▸ **JOB 1**:
Please return each line of the records that contains the word "Number".

▸ **SUPPLIED PASSAGE**:
Item 1.01. Entry into a Material Definitive Agreement.
On September 29, 2025, Spectral Capital Corporation (“Spectral”) entered into a binding term sheet with Telvantis Voice Services, Inc. (“Telvantis”), a Florida corporation, pursuant to which Spectral will acquire 100% of the issued and outstanding capital stock of Telvantis (the “Transaction”).
Pursuant to the term sheet:
·The consideration consists of 10,000,000 shares of common stock of Spectral, including:
o1,500,000 initial shares issued at closing; and
oup to 8,500,000 additional earn-out shares, subject to performance milestones.
·Telvantis shareholders may earn the additional shares if Telvantis achieves certain 2026 operating profit and/or revenue milestones, including:
o$10,000,000 annualized operating profit, or
o$665,000,000 in annualized revenue at comparable margins.
·Shares will be subject to a 12-month lock-up period, with potential extension or cancellation if performance milestones are not met.
·Closing of the Transaction is subject to customary conditions, including:
ocompletion of due diligence,
odelivery of audited financial statements prepared under U.S. GAAP and audited by a PCAOB-registered accounting firm, and
oboard approvals of both parties.
The term sheet is binding and enforceable upon execution, and the parties intend to negotiate and enter into a definitive stock purchase agreement and related documents.

▸ **JOB 2**:
Say whether each statement below agrees with the acquisition filing. Answer yes or no, and quote the deciding words from the filing. (a) Spectral will issue 1,500,000 shares at closing. (b) Telvantis is a Delaware corporation. (c) The shares carry a six-month lock-up period.

▸ **ENTRIES SUPPLIED**:

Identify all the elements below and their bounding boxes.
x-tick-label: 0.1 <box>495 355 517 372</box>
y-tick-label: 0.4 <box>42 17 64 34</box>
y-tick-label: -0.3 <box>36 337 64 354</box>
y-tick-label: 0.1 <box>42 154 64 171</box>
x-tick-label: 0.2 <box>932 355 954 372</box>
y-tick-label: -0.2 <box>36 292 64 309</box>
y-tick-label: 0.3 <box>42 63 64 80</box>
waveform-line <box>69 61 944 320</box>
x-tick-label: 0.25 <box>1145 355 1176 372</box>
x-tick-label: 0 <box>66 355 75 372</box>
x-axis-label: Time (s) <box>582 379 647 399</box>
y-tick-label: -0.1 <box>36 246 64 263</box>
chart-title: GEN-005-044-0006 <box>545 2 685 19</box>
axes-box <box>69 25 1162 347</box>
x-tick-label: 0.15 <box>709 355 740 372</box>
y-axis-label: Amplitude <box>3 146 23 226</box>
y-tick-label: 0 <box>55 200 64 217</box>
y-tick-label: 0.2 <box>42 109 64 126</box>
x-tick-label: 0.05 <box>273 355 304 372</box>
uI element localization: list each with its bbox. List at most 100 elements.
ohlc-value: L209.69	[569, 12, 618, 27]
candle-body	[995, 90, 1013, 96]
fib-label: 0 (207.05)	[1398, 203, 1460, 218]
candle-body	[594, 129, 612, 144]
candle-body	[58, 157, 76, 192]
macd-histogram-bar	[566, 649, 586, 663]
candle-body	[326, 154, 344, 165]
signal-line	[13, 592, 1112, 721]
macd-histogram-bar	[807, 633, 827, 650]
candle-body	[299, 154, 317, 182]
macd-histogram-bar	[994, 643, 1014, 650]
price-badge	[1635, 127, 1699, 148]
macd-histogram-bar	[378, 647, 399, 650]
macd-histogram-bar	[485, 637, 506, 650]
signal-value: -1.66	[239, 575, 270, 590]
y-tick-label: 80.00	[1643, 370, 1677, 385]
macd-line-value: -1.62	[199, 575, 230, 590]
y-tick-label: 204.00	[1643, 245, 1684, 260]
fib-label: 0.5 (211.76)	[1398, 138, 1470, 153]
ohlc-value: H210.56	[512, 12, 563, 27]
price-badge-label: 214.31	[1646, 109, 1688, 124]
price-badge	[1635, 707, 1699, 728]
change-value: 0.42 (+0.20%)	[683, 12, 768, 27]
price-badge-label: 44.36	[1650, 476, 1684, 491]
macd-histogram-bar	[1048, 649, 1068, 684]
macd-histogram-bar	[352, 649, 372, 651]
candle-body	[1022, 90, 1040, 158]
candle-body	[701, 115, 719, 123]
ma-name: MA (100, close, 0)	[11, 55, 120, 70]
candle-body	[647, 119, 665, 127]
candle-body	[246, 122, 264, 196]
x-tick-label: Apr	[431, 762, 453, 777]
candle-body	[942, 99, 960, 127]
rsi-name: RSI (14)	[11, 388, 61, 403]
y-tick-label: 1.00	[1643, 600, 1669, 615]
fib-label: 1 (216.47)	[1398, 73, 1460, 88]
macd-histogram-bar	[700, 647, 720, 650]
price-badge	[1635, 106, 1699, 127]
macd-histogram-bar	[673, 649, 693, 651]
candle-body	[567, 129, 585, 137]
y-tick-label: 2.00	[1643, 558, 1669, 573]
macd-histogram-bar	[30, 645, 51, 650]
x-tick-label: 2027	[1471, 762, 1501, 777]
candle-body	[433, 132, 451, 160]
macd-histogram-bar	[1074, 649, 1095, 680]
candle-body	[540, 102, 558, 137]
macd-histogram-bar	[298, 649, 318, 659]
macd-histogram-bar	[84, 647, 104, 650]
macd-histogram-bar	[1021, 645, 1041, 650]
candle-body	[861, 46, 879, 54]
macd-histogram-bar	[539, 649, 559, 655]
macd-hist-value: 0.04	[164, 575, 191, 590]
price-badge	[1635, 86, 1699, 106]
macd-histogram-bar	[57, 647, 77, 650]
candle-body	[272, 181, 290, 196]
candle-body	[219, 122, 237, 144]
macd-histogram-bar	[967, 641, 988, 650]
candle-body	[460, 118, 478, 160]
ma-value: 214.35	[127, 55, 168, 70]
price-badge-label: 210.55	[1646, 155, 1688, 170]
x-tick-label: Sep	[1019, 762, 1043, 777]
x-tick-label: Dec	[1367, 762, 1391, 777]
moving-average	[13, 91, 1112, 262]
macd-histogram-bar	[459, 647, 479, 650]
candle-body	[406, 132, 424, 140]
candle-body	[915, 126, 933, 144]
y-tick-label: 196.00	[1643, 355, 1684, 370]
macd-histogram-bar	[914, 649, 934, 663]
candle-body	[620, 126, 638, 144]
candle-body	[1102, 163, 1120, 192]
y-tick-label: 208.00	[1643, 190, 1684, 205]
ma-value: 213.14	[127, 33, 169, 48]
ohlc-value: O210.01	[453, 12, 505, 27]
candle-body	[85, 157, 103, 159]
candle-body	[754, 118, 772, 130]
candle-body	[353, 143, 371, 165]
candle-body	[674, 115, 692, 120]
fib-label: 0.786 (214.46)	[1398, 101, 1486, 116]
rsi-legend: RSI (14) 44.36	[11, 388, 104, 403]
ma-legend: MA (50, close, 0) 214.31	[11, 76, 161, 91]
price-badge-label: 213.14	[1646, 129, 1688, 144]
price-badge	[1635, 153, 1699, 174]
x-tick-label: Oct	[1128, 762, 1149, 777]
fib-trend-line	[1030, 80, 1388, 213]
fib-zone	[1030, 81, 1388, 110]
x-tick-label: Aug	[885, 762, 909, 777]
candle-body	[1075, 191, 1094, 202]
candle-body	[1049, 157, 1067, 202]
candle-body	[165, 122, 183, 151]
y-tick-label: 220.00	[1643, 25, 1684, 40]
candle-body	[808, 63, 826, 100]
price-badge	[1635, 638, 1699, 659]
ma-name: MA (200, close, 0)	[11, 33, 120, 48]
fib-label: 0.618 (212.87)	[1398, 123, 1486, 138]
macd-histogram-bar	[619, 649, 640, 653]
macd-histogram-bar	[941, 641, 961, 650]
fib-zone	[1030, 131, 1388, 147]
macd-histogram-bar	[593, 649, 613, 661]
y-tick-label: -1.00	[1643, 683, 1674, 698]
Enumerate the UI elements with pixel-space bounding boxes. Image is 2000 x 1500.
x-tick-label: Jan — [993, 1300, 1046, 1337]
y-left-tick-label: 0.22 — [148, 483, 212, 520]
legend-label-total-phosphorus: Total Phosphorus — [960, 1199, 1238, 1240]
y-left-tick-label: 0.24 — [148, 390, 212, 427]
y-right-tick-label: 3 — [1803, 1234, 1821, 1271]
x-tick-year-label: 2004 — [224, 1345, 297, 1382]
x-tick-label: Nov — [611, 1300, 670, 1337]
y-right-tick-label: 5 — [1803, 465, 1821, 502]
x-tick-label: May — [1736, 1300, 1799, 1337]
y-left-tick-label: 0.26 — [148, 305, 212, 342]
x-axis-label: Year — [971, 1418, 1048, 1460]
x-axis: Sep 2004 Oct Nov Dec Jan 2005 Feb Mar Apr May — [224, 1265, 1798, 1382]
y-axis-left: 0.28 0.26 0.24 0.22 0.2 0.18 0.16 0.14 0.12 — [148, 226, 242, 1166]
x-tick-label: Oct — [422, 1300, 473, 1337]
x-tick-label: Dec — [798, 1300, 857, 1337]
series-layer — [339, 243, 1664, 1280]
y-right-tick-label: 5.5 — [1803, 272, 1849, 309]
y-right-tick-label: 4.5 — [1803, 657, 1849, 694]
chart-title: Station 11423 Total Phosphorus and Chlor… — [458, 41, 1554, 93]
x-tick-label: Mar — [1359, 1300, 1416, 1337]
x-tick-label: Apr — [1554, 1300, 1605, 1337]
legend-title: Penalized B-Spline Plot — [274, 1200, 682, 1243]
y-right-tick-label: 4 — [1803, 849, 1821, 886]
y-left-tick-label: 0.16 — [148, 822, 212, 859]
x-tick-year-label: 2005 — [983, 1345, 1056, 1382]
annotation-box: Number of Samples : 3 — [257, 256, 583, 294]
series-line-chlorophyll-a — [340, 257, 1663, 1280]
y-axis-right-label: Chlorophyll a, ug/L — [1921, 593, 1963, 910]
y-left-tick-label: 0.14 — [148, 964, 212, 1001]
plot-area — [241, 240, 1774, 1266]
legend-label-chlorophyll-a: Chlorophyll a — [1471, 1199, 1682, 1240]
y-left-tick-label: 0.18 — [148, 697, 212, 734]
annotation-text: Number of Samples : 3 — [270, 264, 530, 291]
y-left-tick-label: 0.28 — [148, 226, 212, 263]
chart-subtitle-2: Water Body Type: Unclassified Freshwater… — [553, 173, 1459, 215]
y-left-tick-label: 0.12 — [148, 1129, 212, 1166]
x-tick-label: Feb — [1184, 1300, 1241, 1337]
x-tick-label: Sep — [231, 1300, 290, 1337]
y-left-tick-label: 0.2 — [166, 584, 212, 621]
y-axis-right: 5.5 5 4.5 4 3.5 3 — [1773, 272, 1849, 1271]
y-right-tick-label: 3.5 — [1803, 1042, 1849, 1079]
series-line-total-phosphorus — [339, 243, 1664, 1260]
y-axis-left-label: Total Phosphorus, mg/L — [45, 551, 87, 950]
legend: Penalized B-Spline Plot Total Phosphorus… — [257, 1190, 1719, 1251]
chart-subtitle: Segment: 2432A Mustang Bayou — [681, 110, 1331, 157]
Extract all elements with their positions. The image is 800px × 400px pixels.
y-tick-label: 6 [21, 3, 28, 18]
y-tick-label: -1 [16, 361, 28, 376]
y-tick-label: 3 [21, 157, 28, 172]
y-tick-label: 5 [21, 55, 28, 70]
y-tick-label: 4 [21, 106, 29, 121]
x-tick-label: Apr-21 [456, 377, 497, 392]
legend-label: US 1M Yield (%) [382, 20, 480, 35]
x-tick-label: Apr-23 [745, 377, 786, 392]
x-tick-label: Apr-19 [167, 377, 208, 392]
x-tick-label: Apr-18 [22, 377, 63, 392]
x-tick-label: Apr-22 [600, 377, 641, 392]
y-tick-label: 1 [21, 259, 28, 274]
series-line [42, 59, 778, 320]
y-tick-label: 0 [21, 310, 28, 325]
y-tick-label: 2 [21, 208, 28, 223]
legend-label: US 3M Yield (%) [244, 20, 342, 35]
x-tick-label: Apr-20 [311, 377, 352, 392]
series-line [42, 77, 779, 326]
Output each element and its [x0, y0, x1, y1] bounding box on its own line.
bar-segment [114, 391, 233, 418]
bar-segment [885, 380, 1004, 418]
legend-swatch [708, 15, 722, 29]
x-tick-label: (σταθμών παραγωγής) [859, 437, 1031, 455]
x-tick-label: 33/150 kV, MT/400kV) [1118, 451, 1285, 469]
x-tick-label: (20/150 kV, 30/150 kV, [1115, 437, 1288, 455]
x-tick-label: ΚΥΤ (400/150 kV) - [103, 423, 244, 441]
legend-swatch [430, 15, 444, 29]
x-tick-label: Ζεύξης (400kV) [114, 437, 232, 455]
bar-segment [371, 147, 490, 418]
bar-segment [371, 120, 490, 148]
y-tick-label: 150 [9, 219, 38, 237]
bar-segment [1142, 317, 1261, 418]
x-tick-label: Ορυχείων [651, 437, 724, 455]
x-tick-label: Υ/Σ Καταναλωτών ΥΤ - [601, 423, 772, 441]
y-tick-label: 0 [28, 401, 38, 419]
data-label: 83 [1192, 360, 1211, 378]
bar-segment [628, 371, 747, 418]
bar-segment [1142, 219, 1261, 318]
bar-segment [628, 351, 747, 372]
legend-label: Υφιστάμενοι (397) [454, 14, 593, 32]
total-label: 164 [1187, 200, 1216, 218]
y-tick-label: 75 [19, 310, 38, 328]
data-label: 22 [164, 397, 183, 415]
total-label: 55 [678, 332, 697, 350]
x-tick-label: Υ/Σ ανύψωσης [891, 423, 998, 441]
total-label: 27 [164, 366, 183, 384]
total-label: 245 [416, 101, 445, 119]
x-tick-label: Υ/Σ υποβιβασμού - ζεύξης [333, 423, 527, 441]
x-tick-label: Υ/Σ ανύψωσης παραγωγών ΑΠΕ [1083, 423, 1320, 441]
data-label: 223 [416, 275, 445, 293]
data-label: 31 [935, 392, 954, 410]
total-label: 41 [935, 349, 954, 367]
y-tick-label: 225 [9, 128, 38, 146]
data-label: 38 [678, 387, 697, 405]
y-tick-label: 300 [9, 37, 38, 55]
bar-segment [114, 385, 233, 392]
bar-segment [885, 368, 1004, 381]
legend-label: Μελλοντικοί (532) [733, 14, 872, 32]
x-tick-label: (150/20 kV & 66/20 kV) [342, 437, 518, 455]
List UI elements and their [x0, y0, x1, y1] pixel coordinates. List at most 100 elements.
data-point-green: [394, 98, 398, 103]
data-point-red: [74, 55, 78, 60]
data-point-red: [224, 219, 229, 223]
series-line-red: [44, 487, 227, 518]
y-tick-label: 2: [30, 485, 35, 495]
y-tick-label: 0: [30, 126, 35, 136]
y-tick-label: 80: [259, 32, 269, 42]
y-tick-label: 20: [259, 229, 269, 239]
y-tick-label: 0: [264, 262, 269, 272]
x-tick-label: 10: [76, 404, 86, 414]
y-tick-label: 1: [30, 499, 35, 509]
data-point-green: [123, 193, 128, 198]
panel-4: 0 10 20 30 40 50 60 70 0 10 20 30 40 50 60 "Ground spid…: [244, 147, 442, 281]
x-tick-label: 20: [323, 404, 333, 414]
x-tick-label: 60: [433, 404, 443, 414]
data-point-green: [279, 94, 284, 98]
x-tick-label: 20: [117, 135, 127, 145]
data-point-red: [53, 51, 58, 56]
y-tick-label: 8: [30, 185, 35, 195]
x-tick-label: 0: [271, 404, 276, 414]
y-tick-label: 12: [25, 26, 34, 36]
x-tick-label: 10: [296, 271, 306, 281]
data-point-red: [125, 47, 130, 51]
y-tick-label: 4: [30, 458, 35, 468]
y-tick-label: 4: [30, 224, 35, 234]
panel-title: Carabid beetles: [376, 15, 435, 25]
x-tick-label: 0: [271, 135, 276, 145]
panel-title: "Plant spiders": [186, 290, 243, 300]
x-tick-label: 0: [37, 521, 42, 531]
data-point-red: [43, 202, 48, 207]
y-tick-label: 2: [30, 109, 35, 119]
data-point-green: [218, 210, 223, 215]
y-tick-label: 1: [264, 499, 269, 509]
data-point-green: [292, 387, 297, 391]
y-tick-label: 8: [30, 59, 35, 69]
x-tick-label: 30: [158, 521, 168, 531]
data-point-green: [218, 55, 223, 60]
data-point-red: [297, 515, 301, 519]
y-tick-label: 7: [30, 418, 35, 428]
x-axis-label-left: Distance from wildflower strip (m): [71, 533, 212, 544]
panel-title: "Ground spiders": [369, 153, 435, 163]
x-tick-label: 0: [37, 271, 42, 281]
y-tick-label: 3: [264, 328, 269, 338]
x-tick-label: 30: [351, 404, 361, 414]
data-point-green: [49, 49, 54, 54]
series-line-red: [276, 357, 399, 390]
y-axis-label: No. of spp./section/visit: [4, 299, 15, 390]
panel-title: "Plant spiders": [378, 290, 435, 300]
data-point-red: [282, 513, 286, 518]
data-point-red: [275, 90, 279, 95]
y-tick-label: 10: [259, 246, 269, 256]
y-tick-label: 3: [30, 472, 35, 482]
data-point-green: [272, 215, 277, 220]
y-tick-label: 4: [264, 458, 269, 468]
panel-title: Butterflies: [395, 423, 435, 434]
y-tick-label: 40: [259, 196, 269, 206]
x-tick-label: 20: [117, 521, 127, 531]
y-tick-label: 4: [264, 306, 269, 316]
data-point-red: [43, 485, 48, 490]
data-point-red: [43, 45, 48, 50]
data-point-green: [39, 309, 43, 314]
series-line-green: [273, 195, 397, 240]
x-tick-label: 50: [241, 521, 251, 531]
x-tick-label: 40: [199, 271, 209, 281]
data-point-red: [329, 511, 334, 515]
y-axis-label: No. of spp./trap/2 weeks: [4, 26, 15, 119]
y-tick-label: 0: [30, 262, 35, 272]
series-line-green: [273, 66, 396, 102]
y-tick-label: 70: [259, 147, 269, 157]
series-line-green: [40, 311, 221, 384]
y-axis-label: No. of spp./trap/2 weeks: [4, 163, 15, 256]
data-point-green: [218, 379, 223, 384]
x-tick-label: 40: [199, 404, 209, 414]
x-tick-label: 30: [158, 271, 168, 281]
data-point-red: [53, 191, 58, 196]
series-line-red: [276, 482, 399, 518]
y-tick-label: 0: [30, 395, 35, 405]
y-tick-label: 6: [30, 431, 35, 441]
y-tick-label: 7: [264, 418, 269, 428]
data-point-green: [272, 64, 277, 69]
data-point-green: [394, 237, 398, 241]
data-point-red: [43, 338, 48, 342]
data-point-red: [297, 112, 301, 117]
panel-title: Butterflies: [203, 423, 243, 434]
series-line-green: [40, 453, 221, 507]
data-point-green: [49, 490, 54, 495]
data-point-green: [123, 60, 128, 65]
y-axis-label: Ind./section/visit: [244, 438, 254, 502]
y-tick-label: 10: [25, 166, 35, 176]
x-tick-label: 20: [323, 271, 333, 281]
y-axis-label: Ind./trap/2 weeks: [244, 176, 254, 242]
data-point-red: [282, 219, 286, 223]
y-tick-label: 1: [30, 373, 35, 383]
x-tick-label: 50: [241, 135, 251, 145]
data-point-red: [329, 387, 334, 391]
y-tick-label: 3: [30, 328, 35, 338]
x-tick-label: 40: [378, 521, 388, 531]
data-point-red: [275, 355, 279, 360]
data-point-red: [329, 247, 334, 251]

▸ **FINISHED ANSWER 1**:
annotation-box: Number of Samples : 3 — [257, 256, 583, 294]
annotation-text: Number of Samples : 3 — [270, 264, 530, 291]

▸ **FINISHED ANSWER 2**:
(a) Yes: "1,500,000 initial shares issued at closing"
(b) No: "a Florida corporation"
(c) No: "a 12-month lock-up period"